THE PROBLEM =>
Provide the number of lines where the word "arrow" occurs, and no other text.

INPUT RECORDS =>
------------------------------------------------
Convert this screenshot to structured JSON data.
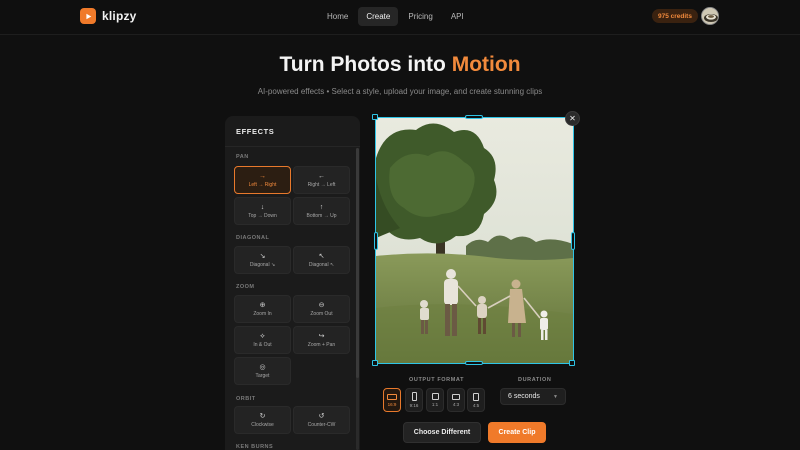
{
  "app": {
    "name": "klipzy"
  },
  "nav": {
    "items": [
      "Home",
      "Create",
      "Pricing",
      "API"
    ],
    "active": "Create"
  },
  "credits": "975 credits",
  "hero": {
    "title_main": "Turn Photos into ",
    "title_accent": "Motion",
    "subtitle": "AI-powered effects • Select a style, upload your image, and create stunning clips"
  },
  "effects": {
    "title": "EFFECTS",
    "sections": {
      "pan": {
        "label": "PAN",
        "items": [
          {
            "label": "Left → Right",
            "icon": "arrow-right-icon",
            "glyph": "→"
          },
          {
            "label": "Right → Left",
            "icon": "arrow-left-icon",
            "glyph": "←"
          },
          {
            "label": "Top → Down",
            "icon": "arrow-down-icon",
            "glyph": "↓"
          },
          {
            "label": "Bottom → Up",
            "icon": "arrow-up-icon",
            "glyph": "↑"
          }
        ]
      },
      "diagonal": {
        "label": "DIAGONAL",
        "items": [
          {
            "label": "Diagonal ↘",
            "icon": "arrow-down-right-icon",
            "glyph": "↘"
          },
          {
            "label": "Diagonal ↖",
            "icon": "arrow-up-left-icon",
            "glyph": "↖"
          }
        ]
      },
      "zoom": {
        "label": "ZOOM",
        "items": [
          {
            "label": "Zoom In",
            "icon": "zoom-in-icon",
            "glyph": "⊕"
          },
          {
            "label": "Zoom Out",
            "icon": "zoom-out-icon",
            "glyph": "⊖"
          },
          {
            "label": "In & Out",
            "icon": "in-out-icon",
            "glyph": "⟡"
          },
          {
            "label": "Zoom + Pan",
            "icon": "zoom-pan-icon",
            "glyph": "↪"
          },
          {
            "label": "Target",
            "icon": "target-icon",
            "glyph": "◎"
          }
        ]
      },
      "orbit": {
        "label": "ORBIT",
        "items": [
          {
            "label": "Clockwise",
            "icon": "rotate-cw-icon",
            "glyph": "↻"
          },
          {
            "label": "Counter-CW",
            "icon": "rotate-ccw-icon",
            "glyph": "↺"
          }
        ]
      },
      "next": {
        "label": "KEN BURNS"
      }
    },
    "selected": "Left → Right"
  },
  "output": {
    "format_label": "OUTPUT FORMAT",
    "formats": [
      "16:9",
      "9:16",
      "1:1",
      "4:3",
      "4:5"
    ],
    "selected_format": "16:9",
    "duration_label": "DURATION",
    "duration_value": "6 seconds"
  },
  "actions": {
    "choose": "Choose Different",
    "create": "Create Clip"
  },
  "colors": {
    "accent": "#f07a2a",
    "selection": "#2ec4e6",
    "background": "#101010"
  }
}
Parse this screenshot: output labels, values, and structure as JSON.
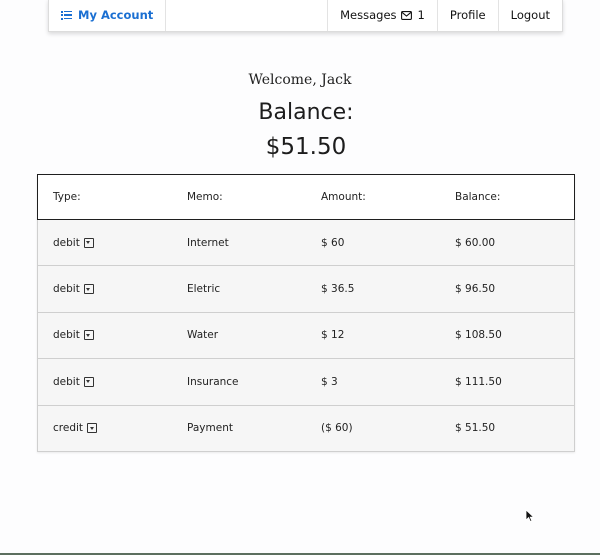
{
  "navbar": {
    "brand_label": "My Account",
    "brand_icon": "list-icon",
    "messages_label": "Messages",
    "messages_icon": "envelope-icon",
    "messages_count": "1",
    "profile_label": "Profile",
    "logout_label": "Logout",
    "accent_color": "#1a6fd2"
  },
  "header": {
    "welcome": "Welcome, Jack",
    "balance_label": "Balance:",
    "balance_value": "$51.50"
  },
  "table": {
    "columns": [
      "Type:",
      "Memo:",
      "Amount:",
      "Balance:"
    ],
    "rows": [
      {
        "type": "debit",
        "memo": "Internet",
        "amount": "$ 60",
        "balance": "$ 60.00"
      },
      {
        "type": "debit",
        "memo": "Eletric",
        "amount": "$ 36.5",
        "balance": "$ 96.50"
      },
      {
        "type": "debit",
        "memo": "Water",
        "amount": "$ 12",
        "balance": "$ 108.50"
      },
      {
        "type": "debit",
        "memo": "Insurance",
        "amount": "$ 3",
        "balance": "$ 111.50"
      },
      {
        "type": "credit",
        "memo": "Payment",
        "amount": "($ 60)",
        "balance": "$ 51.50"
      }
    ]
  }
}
------------------------------------------------
EXPECTED ANSWER =>
6